═══ Record set

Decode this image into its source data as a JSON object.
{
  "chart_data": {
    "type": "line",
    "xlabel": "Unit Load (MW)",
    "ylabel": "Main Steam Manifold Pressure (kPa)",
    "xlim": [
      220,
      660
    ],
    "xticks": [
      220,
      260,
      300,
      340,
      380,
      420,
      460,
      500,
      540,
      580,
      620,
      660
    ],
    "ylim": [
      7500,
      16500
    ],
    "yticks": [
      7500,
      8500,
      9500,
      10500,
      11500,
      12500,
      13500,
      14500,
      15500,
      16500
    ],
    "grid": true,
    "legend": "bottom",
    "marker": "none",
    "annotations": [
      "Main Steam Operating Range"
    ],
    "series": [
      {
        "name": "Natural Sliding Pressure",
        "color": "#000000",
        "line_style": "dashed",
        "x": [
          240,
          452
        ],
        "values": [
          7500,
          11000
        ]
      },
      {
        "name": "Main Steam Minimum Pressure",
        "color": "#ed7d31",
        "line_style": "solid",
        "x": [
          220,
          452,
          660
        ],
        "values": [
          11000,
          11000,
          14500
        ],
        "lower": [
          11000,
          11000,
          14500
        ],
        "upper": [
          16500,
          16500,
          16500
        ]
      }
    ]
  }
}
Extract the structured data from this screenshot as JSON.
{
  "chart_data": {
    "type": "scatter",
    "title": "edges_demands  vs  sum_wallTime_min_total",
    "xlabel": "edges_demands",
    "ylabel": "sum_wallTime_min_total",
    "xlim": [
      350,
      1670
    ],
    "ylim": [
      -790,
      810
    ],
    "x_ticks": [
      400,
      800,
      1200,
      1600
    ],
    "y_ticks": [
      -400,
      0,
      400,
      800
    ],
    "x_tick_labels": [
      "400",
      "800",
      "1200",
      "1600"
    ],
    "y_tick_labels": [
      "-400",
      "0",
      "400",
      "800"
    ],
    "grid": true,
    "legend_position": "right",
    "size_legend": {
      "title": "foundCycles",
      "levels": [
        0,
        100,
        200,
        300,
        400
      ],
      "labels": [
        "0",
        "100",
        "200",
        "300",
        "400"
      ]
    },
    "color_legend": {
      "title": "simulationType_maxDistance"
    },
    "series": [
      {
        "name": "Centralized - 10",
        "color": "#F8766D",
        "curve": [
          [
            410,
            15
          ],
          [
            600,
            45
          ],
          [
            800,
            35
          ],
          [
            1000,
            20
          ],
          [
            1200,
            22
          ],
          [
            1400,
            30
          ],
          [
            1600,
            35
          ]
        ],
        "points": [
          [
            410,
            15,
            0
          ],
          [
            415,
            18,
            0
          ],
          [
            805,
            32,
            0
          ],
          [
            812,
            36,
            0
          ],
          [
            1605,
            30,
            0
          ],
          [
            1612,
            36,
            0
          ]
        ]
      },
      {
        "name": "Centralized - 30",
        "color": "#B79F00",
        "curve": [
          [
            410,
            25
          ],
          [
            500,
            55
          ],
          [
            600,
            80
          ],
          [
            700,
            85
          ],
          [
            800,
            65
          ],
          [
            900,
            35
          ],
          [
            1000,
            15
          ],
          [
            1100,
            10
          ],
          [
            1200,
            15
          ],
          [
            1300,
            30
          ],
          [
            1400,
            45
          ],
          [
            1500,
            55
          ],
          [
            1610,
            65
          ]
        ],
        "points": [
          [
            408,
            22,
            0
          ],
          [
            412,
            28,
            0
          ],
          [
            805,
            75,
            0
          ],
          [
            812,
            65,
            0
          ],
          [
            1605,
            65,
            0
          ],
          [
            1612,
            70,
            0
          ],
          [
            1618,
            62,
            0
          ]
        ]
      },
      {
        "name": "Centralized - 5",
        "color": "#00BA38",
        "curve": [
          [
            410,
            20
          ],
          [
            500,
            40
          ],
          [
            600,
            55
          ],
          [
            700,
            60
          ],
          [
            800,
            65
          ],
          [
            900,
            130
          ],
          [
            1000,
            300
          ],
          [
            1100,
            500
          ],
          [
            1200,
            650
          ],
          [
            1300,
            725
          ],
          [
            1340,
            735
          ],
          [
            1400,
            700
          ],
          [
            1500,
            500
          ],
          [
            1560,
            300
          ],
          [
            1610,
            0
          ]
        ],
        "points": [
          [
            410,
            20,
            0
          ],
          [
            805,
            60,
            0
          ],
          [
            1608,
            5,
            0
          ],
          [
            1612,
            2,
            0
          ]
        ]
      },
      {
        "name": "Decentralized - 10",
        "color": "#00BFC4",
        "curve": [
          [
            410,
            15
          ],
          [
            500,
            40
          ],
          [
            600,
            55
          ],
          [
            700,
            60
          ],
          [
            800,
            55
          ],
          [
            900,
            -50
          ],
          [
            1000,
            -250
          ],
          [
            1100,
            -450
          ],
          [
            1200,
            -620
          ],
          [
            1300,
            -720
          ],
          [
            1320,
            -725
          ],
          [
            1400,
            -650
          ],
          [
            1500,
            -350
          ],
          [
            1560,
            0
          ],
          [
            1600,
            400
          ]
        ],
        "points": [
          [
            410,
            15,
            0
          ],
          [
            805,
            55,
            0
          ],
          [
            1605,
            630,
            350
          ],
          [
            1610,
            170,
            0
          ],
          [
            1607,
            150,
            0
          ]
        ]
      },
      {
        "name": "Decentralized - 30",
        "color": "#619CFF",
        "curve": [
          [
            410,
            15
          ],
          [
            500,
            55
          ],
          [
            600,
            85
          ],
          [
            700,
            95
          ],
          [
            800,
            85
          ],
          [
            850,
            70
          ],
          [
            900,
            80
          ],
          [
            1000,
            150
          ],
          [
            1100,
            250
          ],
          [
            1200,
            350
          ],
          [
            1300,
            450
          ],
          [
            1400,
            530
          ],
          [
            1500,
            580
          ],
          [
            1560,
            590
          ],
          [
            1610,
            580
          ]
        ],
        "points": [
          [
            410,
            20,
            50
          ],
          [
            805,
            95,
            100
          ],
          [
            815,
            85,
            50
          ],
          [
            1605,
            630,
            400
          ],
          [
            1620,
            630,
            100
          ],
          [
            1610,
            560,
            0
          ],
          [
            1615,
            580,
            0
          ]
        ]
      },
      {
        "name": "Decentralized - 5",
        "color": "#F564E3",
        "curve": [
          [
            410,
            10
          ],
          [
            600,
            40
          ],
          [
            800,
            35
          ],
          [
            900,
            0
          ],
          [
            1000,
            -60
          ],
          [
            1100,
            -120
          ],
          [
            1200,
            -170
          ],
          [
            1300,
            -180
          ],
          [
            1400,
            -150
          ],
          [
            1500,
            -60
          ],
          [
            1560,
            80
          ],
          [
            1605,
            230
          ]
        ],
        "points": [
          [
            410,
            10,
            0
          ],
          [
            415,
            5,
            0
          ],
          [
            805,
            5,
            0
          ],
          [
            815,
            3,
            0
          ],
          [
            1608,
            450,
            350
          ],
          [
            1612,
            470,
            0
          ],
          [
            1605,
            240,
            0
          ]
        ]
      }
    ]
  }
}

══════
═══ Record set

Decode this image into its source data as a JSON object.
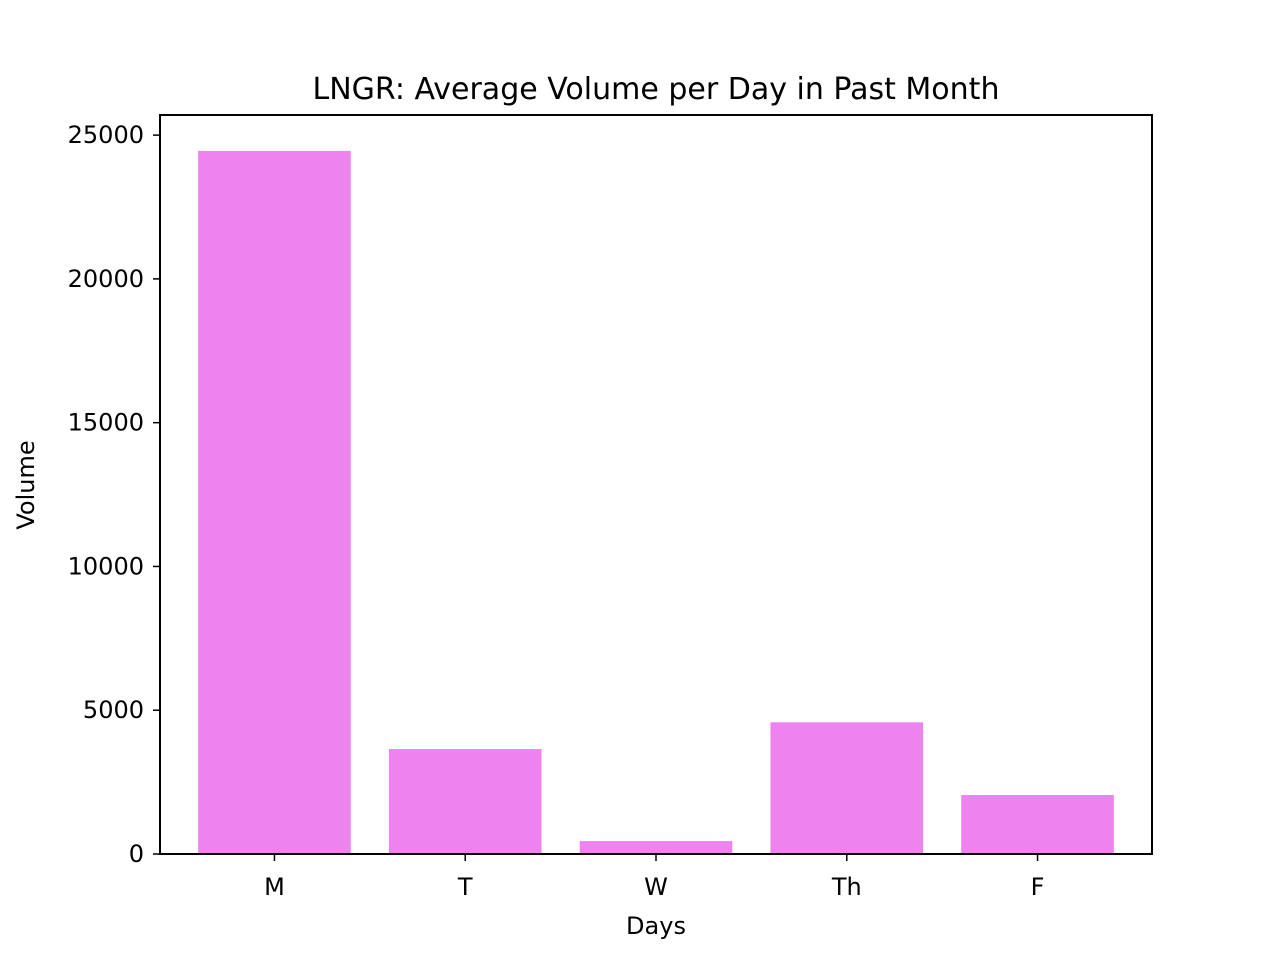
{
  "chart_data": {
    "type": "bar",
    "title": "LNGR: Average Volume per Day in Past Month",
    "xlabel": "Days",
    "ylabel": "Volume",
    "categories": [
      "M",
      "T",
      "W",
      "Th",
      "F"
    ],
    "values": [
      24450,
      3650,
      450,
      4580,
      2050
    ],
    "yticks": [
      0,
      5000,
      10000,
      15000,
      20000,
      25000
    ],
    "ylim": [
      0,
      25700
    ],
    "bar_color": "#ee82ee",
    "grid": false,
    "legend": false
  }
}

══════

- [Exercise]: Locate and copy each line in the data above that includes the word "Pressure".

- [The answer]:
    "ylabel": "Main Steam Manifold Pressure (kPa)",
        "name": "Natural Sliding Pressure",
        "name": "Main Steam Minimum Pressure",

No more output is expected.